▸ **Gelesenes anwenden**
- A) Warum sollen die Bundesländer laut Doskozil gerade jetzt geschlossen auftreten? Erklär das anhand des Textes über den Vorsitz des Burgenlands in der Landeshauptleutekonferenz in ein bis drei Sätzen.
- B) Schreib den Text über den Vorsitz des Burgenlands in der Landeshauptleutekonferenz ab „Inhaltliche Schwerpunkte werden“ bis hinunter zu „auch die Bundesratspräsidentschaft.“ neu und setz dabei „Teuerung“ an die Stelle von „Energiekrise“.
- C) Führ den Text über den Vorsitz des Burgenlands in der Landeshauptleutekonferenz nach seinem letzten Satz weiter.

Mit dem Jahreswechsel übernimmt das Burgenland den Vorsitz in der Landeshauptleutekonferenz.
Inhaltliche Schwerpunkte werden dabei die Pflege, die Gesundheit und die Bewältigung der Energiekrise sein, hieß es zur APA. "In Krisenzeiten ist es besonders wichtig, dass die Bundesländer geschlossen auftreten", betonte Landeshauptmann Hans Peter Doskozil (SPÖ). Gleichzeitig mit dem Ländervorsitz übernimmt das Burgenland im ersten Halbjahr auch die Bundesratspräsidentschaft.
Die Vorsitzführung steht unter dem Motto "Sicherheit in bewegten Zeiten" und Doskozil will sich bemühen, bei den wichtigen Themen Konsens unter den Ländern zu erreichen und dann gemeinsam mit dem Bund die anstehenden Probleme zu bewältigen.

▸ **Vorliegende Einträge**

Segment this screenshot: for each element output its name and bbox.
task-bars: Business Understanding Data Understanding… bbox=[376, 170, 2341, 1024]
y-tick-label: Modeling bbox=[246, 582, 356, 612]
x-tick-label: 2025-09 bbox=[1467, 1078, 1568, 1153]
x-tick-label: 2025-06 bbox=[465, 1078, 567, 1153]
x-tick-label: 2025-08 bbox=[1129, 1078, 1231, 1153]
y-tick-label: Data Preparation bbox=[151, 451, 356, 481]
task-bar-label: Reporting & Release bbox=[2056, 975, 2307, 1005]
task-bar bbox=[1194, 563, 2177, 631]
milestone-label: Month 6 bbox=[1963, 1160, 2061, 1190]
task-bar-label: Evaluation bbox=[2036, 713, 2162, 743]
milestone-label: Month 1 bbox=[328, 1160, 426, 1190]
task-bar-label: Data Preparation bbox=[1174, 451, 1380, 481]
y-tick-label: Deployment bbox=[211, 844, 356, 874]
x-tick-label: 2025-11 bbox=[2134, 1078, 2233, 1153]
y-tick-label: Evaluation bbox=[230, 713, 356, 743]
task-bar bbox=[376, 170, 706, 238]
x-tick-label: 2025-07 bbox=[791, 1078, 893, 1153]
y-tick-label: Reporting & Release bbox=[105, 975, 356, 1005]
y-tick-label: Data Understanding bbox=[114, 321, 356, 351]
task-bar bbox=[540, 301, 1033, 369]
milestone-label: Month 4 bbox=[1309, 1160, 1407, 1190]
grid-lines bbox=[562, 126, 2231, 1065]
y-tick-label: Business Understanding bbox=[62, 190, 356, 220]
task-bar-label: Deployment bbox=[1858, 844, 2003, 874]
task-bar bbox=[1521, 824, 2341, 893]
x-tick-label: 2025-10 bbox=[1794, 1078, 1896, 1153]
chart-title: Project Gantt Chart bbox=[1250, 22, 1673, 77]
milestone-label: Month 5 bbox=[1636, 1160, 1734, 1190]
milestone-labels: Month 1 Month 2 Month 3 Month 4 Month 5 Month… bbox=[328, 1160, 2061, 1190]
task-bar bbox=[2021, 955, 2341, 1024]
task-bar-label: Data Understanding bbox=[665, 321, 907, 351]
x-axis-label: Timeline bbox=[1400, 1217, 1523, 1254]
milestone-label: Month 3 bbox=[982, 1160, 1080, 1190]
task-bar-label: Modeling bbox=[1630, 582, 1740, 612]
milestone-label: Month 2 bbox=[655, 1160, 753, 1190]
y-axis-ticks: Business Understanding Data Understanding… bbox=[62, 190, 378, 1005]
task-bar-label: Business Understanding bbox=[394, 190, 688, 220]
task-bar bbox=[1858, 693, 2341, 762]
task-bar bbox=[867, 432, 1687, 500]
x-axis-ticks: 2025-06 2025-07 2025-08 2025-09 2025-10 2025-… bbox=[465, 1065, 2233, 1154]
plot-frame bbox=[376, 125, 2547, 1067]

▸ **Die Lösungen**
- A) Doskozil begründet das mit den Krisenzeiten. Gerade in solchen Zeiten ist es seiner Meinung nach besonders wichtig, dass die Bundesländer geschlossen auftreten.

- B)
Inhaltliche Schwerpunkte werden dabei die Pflege, die Gesundheit und die Bewältigung der Teuerung sein, hieß es zur APA. "In Krisenzeiten ist es besonders wichtig, dass die Bundesländer geschlossen auftreten", betonte Landeshauptmann Hans Peter Doskozil (SPÖ). Gleichzeitig mit dem Ländervorsitz übernimmt das Burgenland im ersten Halbjahr auch die Bundesratspräsidentschaft.

- C)
In der Pflege und der
Gesundheit habe das Burgenland neue Wege beschritten, was auch über die
Landesgrenzen hinaus auf Resonanz stoße. Die Interessenlagen seien
jedenfalls quer durch alle Bundesländer gleich gelagert. "Unser
gemeinsames Ziel ist es, bürgernahe Versorgungsstrukturen nicht nur
abzusichern, sondern auch auszubauen und weiterzuentwickeln. Dafür
müssen viele Dinge neu gedacht werden, natürlich auch die Finanzierung",
so der Landeshauptmann.
Beim Thema Energie sei allen bewusst,
dass man aus fossilen Energiequellen aussteigen muss: "Kurzfristig
müssen wir aber alles tun, um die finanziellen Folgen für die
Bevölkerung so weit wie möglich abzufedern. Auch da werden die Länder an
einem Strang ziehen und gegenüber dem Bund geschlossen auftreten",
forderte Doskozil. Breiten Raum einnehmen soll auch der neu
auszuverhandelnde Finanzausgleich, wobei der burgenländische
Landeshauptmann ja Mitglied des Verhandlungsteams ist.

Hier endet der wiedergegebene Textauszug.